**AUFGABE 1:**
Überarbeite den Tourenbericht von „Ab der Spitze“ bis „liegen zu lassen.“ und ersetze in diesem Abschnitt „Hügels“ durch „Berges“.

───── ZITIERTER TEXT ─────

Bei 2987 Meter, also "NUR" 130 Meter unter den Joch/Übergang habe ich dann "verweigert". Mein Bruder ging noch etwa 20 30 Höhenmeter weiter, als er aber bis weit über die Knie im Schnee einsank, bei dem dort üblichen Glimmerschieferuntergrund und der echt beachtlichen Schräglage des Hanges, sind wir umgekehrt.
Aufgrund des nun tauenden Schnees blieb ich bei meiner "2 Füße und eine Hand" Haltung bis wir (ohne Sturz) das Ende der Schneezone erreichten.
Ab der Spitze des Hügels war es abwärts kein Problem mehr.

FAZIT:
Von Einheimischen haben wir uns sagen lassen, im Hochsommer sei dort kein Schnee mehr und das Queren somit einfacher. Aber mit Bike-FAHREN  ist ab dem Sattel Schluß, sowohl von der Steigung, als auch vom Untergrund (Brösel, Schutt, Geröll aus Glimmerschiefer, also völlig unzuverlässiger Grund).
Wer Kust hat wird sich ab 2700 Meter das Bike auf den Rücken schnallen und damit weiter gehen. Dürfte aber schon eine echte Herausforderung sein, in dem Gelände, mit Bike auf dem Rücken, die Balance zu halten.
Wir dürfen jedem nur raten, es vielleicht erst einmal OHNE Bike zu versuchen oder das Gerät am Fuße des Hügels, bzw. später auf 2700m, stehen , bzw. liegen zu lassen.

─────

**AUFGABE 2:**
Stelle nur die Zeilen der Auflistung vom Anfang bis einschließlich der Zeile mit „- population-data-point-dot: [1111, 241, 1122, 252]“ als Markdown-Tabelle mit den Spalten „Nr.“ und „Zeile“ dar, ohne Leerzeilen.

───── VORLIEGENDE AUFLISTUNG ─────

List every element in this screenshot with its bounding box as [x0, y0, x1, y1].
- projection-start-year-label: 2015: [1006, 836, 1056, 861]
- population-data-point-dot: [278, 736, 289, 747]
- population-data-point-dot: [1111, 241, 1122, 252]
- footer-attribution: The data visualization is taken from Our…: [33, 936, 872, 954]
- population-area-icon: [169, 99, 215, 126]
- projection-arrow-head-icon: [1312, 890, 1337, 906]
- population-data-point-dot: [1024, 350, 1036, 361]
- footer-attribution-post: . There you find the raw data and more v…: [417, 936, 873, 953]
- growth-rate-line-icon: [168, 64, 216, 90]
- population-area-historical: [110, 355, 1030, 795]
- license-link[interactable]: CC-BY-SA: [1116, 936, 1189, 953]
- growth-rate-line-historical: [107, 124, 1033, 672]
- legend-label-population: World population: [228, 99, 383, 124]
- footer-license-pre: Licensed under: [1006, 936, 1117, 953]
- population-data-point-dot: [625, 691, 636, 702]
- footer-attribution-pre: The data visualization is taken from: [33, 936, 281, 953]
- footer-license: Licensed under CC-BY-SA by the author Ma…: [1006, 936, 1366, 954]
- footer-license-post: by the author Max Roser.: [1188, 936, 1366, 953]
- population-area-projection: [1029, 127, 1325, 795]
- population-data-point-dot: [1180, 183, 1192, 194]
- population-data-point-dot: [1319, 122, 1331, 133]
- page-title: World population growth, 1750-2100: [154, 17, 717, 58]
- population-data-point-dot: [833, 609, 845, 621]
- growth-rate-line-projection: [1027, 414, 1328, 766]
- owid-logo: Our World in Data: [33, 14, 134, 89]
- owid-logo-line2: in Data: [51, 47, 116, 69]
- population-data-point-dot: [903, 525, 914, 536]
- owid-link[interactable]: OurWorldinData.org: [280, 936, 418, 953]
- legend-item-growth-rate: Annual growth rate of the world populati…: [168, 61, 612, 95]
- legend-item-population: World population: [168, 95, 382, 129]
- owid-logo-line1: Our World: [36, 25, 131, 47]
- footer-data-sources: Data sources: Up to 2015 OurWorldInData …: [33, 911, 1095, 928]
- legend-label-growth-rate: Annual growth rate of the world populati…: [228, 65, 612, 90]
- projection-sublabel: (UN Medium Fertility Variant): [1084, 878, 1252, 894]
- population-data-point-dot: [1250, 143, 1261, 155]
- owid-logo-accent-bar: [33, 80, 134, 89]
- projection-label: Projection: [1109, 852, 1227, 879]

─────

**RICHTIGE LÖSUNG 1:**
Ab der Spitze des Berges war es abwärts kein Problem mehr.

FAZIT:
Von Einheimischen haben wir uns sagen lassen, im Hochsommer sei dort kein Schnee mehr und das Queren somit einfacher. Aber mit Bike-FAHREN  ist ab dem Sattel Schluß, sowohl von der Steigung, als auch vom Untergrund (Brösel, Schutt, Geröll aus Glimmerschiefer, also völlig unzuverlässiger Grund).
Wer Kust hat wird sich ab 2700 Meter das Bike auf den Rücken schnallen und damit weiter gehen. Dürfte aber schon eine echte Herausforderung sein, in dem Gelände, mit Bike auf dem Rücken, die Balance zu halten.
Wir dürfen jedem nur raten, es vielleicht erst einmal OHNE Bike zu versuchen oder das Gerät am Fuße des Berges, bzw. später auf 2700m, stehen , bzw. liegen zu lassen.

**RICHTIGE LÖSUNG 2:**
| Nr. | Zeile |
|---|---|
| 1 | List every element in this screenshot with its bounding box as [x0, y0, x1, y1]. |
| 2 | - projection-start-year-label: 2015: [1006, 836, 1056, 861] |
| 3 | - population-data-point-dot: [278, 736, 289, 747] |
| 4 | - population-data-point-dot: [1111, 241, 1122, 252] |